• What the task asks:
Output the material beneath exactly, leaving nothing out.

• Data shown:
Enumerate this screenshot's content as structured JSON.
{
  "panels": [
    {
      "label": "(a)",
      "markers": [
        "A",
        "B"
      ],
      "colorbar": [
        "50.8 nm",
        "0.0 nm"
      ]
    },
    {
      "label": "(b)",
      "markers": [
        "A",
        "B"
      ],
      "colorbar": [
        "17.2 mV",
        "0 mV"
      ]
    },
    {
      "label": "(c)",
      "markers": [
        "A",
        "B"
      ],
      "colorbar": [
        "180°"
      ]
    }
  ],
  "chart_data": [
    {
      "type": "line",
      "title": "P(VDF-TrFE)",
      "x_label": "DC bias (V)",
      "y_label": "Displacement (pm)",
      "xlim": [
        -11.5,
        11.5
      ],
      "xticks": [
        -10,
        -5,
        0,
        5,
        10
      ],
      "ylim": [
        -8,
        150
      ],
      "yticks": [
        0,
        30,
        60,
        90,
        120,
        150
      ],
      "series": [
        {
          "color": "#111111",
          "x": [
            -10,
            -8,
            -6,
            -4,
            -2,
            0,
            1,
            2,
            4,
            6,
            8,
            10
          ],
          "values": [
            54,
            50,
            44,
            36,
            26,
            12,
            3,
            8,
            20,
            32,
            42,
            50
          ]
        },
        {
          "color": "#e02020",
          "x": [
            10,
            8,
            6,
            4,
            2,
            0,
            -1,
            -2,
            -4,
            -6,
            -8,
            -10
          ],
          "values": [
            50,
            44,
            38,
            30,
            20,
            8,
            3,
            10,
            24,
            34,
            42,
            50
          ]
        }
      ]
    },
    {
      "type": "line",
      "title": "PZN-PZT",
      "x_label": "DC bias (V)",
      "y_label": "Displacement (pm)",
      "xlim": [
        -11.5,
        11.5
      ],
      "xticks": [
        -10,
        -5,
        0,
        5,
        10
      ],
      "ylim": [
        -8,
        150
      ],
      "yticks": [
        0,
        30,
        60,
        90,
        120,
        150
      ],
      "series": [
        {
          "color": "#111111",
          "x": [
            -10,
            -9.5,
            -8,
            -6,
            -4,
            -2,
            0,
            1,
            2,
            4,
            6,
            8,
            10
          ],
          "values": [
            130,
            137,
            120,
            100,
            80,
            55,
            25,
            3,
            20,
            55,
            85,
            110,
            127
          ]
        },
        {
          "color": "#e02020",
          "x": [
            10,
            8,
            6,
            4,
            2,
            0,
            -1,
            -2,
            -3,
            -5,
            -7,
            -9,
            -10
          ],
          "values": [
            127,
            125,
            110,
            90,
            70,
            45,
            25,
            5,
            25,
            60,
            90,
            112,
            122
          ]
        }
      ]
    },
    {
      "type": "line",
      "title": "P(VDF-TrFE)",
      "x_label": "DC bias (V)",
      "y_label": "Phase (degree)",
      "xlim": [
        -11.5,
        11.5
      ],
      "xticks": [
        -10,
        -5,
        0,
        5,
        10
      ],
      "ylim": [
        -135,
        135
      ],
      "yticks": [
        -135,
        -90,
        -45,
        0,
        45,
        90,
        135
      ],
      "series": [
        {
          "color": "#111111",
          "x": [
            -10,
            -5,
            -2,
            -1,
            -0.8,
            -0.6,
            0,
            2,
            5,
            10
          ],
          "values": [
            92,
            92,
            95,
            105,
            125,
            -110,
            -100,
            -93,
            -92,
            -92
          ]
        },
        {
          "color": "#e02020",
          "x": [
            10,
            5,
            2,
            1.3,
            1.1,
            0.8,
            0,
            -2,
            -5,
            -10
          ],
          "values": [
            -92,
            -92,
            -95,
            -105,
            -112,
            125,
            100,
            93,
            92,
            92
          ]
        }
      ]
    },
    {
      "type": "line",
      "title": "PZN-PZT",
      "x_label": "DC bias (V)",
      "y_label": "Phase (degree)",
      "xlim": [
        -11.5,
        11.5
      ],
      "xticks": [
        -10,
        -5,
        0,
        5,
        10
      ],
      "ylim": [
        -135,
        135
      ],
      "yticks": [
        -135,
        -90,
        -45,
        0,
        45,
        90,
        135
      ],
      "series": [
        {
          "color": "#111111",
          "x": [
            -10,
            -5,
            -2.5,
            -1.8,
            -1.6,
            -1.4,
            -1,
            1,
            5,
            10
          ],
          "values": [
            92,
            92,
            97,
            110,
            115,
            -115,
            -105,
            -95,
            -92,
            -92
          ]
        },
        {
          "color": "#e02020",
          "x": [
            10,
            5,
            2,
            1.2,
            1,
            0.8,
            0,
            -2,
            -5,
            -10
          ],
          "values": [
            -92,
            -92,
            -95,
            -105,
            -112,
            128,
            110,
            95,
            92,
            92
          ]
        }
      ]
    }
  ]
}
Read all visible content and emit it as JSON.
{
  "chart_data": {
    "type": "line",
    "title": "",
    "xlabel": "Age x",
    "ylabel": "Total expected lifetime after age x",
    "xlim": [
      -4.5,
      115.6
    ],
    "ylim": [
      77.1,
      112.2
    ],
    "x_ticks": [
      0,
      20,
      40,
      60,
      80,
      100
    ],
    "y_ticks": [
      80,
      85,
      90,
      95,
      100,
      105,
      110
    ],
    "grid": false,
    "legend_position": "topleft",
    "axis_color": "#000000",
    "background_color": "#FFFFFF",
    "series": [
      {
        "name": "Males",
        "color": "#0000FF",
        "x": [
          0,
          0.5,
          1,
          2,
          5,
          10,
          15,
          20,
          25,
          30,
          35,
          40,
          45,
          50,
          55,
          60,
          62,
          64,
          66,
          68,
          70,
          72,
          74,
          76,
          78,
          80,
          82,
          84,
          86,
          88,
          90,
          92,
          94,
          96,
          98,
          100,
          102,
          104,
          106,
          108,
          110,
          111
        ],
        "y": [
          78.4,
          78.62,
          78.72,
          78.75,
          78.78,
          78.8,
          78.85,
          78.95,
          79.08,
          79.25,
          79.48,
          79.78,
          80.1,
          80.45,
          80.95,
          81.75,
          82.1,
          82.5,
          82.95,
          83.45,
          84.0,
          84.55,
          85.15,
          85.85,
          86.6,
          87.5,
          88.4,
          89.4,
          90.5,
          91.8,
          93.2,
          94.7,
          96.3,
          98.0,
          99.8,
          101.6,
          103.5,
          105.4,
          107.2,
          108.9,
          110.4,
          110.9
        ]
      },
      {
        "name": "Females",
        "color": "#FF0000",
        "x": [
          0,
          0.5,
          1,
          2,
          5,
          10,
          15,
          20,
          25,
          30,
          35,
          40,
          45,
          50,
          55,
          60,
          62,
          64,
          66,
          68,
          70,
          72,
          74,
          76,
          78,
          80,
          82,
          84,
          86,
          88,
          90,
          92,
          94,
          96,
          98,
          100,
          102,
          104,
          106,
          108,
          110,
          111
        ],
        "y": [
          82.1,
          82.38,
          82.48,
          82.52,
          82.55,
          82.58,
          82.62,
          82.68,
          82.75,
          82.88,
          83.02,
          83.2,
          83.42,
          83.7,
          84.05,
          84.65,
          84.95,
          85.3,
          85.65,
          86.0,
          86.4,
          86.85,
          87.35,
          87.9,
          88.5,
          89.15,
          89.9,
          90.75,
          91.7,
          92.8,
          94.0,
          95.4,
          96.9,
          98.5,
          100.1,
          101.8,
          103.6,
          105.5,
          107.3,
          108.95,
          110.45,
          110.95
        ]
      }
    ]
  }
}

• Output below:
Enumerate this screenshot's content as structured JSON.
{
  "panels": [
    {
      "label": "(a)",
      "markers": [
        "A",
        "B"
      ],
      "colorbar": [
        "50.8 nm",
        "0.0 nm"
      ]
    },
    {
      "label": "(b)",
      "markers": [
        "A",
        "B"
      ],
      "colorbar": [
        "17.2 mV",
        "0 mV"
      ]
    },
    {
      "label": "(c)",
      "markers": [
        "A",
        "B"
      ],
      "colorbar": [
        "180°"
      ]
    }
  ],
  "chart_data": [
    {
      "type": "line",
      "title": "P(VDF-TrFE)",
      "x_label": "DC bias (V)",
      "y_label": "Displacement (pm)",
      "xlim": [
        -11.5,
        11.5
      ],
      "xticks": [
        -10,
        -5,
        0,
        5,
        10
      ],
      "ylim": [
        -8,
        150
      ],
      "yticks": [
        0,
        30,
        60,
        90,
        120,
        150
      ],
      "series": [
        {
          "color": "#111111",
          "x": [
            -10,
            -8,
            -6,
            -4,
            -2,
            0,
            1,
            2,
            4,
            6,
            8,
            10
          ],
          "values": [
            54,
            50,
            44,
            36,
            26,
            12,
            3,
            8,
            20,
            32,
            42,
            50
          ]
        },
        {
          "color": "#e02020",
          "x": [
            10,
            8,
            6,
            4,
            2,
            0,
            -1,
            -2,
            -4,
            -6,
            -8,
            -10
          ],
          "values": [
            50,
            44,
            38,
            30,
            20,
            8,
            3,
            10,
            24,
            34,
            42,
            50
          ]
        }
      ]
    },
    {
      "type": "line",
      "title": "PZN-PZT",
      "x_label": "DC bias (V)",
      "y_label": "Displacement (pm)",
      "xlim": [
        -11.5,
        11.5
      ],
      "xticks": [
        -10,
        -5,
        0,
        5,
        10
      ],
      "ylim": [
        -8,
        150
      ],
      "yticks": [
        0,
        30,
        60,
        90,
        120,
        150
      ],
      "series": [
        {
          "color": "#111111",
          "x": [
            -10,
            -9.5,
            -8,
            -6,
            -4,
            -2,
            0,
            1,
            2,
            4,
            6,
            8,
            10
          ],
          "values": [
            130,
            137,
            120,
            100,
            80,
            55,
            25,
            3,
            20,
            55,
            85,
            110,
            127
          ]
        },
        {
          "color": "#e02020",
          "x": [
            10,
            8,
            6,
            4,
            2,
            0,
            -1,
            -2,
            -3,
            -5,
            -7,
            -9,
            -10
          ],
          "values": [
            127,
            125,
            110,
            90,
            70,
            45,
            25,
            5,
            25,
            60,
            90,
            112,
            122
          ]
        }
      ]
    },
    {
      "type": "line",
      "title": "P(VDF-TrFE)",
      "x_label": "DC bias (V)",
      "y_label": "Phase (degree)",
      "xlim": [
        -11.5,
        11.5
      ],
      "xticks": [
        -10,
        -5,
        0,
        5,
        10
      ],
      "ylim": [
        -135,
        135
      ],
      "yticks": [
        -135,
        -90,
        -45,
        0,
        45,
        90,
        135
      ],
      "series": [
        {
          "color": "#111111",
          "x": [
            -10,
            -5,
            -2,
            -1,
            -0.8,
            -0.6,
            0,
            2,
            5,
            10
          ],
          "values": [
            92,
            92,
            95,
            105,
            125,
            -110,
            -100,
            -93,
            -92,
            -92
          ]
        },
        {
          "color": "#e02020",
          "x": [
            10,
            5,
            2,
            1.3,
            1.1,
            0.8,
            0,
            -2,
            -5,
            -10
          ],
          "values": [
            -92,
            -92,
            -95,
            -105,
            -112,
            125,
            100,
            93,
            92,
            92
          ]
        }
      ]
    },
    {
      "type": "line",
      "title": "PZN-PZT",
      "x_label": "DC bias (V)",
      "y_label": "Phase (degree)",
      "xlim": [
        -11.5,
        11.5
      ],
      "xticks": [
        -10,
        -5,
        0,
        5,
        10
      ],
      "ylim": [
        -135,
        135
      ],
      "yticks": [
        -135,
        -90,
        -45,
        0,
        45,
        90,
        135
      ],
      "series": [
        {
          "color": "#111111",
          "x": [
            -10,
            -5,
            -2.5,
            -1.8,
            -1.6,
            -1.4,
            -1,
            1,
            5,
            10
          ],
          "values": [
            92,
            92,
            97,
            110,
            115,
            -115,
            -105,
            -95,
            -92,
            -92
          ]
        },
        {
          "color": "#e02020",
          "x": [
            10,
            5,
            2,
            1.2,
            1,
            0.8,
            0,
            -2,
            -5,
            -10
          ],
          "values": [
            -92,
            -92,
            -95,
            -105,
            -112,
            128,
            110,
            95,
            92,
            92
          ]
        }
      ]
    }
  ]
}
Read all visible content and emit it as JSON.
{
  "chart_data": {
    "type": "line",
    "title": "",
    "xlabel": "Age x",
    "ylabel": "Total expected lifetime after age x",
    "xlim": [
      -4.5,
      115.6
    ],
    "ylim": [
      77.1,
      112.2
    ],
    "x_ticks": [
      0,
      20,
      40,
      60,
      80,
      100
    ],
    "y_ticks": [
      80,
      85,
      90,
      95,
      100,
      105,
      110
    ],
    "grid": false,
    "legend_position": "topleft",
    "axis_color": "#000000",
    "background_color": "#FFFFFF",
    "series": [
      {
        "name": "Males",
        "color": "#0000FF",
        "x": [
          0,
          0.5,
          1,
          2,
          5,
          10,
          15,
          20,
          25,
          30,
          35,
          40,
          45,
          50,
          55,
          60,
          62,
          64,
          66,
          68,
          70,
          72,
          74,
          76,
          78,
          80,
          82,
          84,
          86,
          88,
          90,
          92,
          94,
          96,
          98,
          100,
          102,
          104,
          106,
          108,
          110,
          111
        ],
        "y": [
          78.4,
          78.62,
          78.72,
          78.75,
          78.78,
          78.8,
          78.85,
          78.95,
          79.08,
          79.25,
          79.48,
          79.78,
          80.1,
          80.45,
          80.95,
          81.75,
          82.1,
          82.5,
          82.95,
          83.45,
          84.0,
          84.55,
          85.15,
          85.85,
          86.6,
          87.5,
          88.4,
          89.4,
          90.5,
          91.8,
          93.2,
          94.7,
          96.3,
          98.0,
          99.8,
          101.6,
          103.5,
          105.4,
          107.2,
          108.9,
          110.4,
          110.9
        ]
      },
      {
        "name": "Females",
        "color": "#FF0000",
        "x": [
          0,
          0.5,
          1,
          2,
          5,
          10,
          15,
          20,
          25,
          30,
          35,
          40,
          45,
          50,
          55,
          60,
          62,
          64,
          66,
          68,
          70,
          72,
          74,
          76,
          78,
          80,
          82,
          84,
          86,
          88,
          90,
          92,
          94,
          96,
          98,
          100,
          102,
          104,
          106,
          108,
          110,
          111
        ],
        "y": [
          82.1,
          82.38,
          82.48,
          82.52,
          82.55,
          82.58,
          82.62,
          82.68,
          82.75,
          82.88,
          83.02,
          83.2,
          83.42,
          83.7,
          84.05,
          84.65,
          84.95,
          85.3,
          85.65,
          86.0,
          86.4,
          86.85,
          87.35,
          87.9,
          88.5,
          89.15,
          89.9,
          90.75,
          91.7,
          92.8,
          94.0,
          95.4,
          96.9,
          98.5,
          100.1,
          101.8,
          103.6,
          105.5,
          107.3,
          108.95,
          110.45,
          110.95
        ]
      }
    ]
  }
}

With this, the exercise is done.